Task: Type out the data exactly as given. Skip any image.

─── Dataset rows ───

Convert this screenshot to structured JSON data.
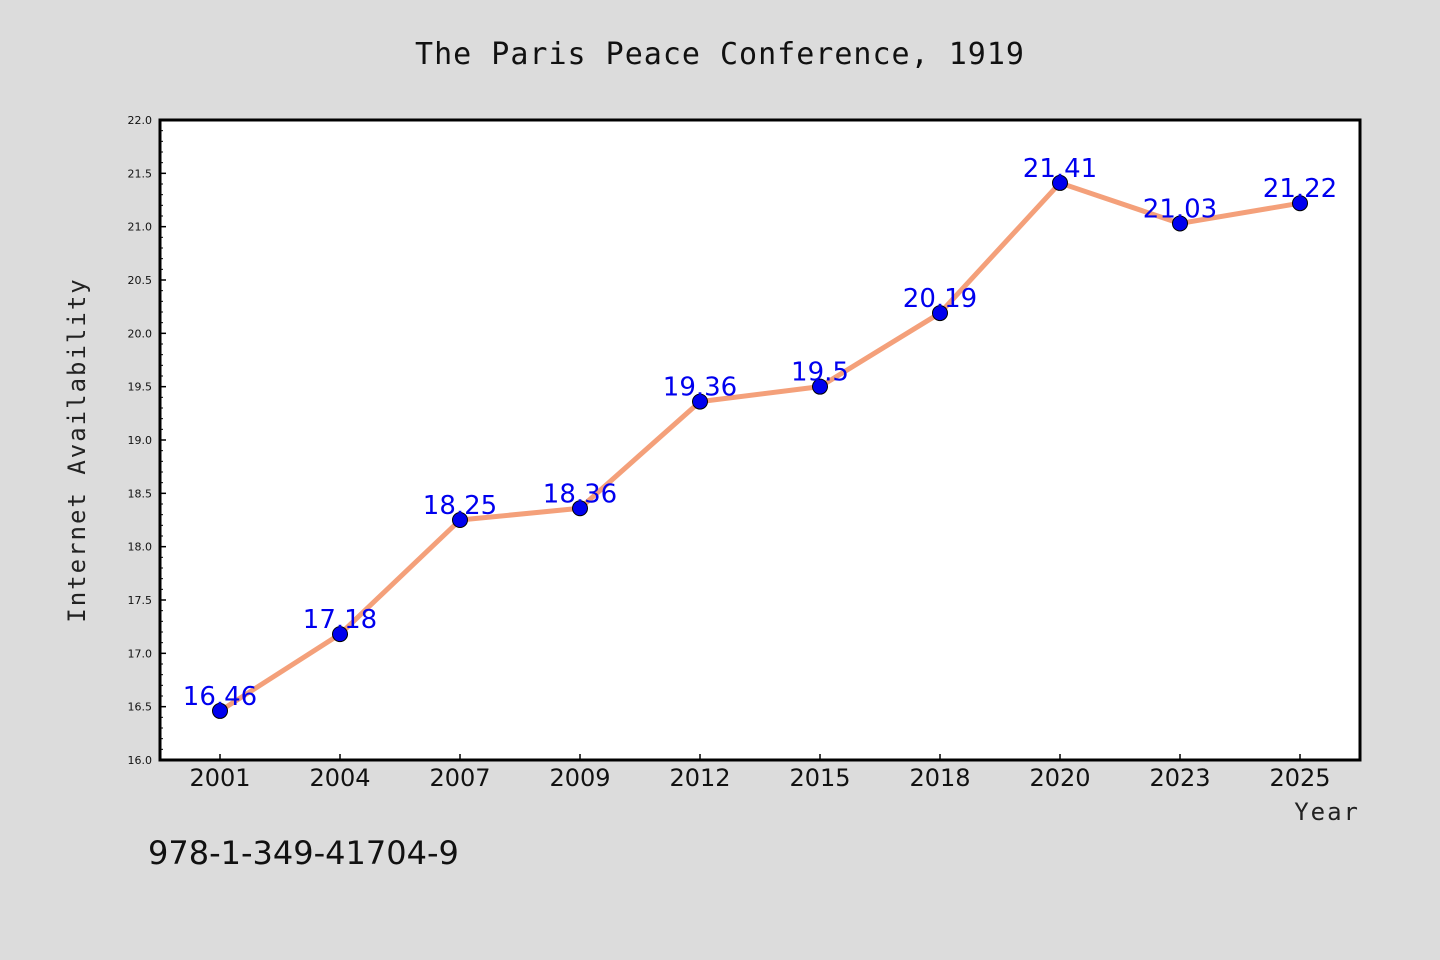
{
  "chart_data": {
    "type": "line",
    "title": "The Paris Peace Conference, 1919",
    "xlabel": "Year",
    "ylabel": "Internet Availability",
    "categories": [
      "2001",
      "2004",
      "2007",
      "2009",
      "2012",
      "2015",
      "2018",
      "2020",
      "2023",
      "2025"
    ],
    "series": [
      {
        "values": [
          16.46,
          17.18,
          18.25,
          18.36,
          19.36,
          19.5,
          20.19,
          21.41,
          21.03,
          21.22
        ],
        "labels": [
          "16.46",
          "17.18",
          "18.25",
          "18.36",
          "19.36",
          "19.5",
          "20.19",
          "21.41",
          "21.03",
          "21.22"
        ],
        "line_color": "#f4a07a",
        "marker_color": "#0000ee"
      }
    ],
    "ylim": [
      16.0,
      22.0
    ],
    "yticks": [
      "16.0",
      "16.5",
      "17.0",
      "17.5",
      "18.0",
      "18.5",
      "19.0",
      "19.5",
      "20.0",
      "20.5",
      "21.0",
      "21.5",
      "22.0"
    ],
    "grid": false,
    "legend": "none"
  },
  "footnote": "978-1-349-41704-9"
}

───

Output of the task:
Convert this screenshot to structured JSON data.
{
  "chart_data": {
    "type": "line",
    "title": "The Paris Peace Conference, 1919",
    "xlabel": "Year",
    "ylabel": "Internet Availability",
    "categories": [
      "2001",
      "2004",
      "2007",
      "2009",
      "2012",
      "2015",
      "2018",
      "2020",
      "2023",
      "2025"
    ],
    "series": [
      {
        "values": [
          16.46,
          17.18,
          18.25,
          18.36,
          19.36,
          19.5,
          20.19,
          21.41,
          21.03,
          21.22
        ],
        "labels": [
          "16.46",
          "17.18",
          "18.25",
          "18.36",
          "19.36",
          "19.5",
          "20.19",
          "21.41",
          "21.03",
          "21.22"
        ],
        "line_color": "#f4a07a",
        "marker_color": "#0000ee"
      }
    ],
    "ylim": [
      16.0,
      22.0
    ],
    "yticks": [
      "16.0",
      "16.5",
      "17.0",
      "17.5",
      "18.0",
      "18.5",
      "19.0",
      "19.5",
      "20.0",
      "20.5",
      "21.0",
      "21.5",
      "22.0"
    ],
    "grid": false,
    "legend": "none"
  },
  "footnote": "978-1-349-41704-9"
}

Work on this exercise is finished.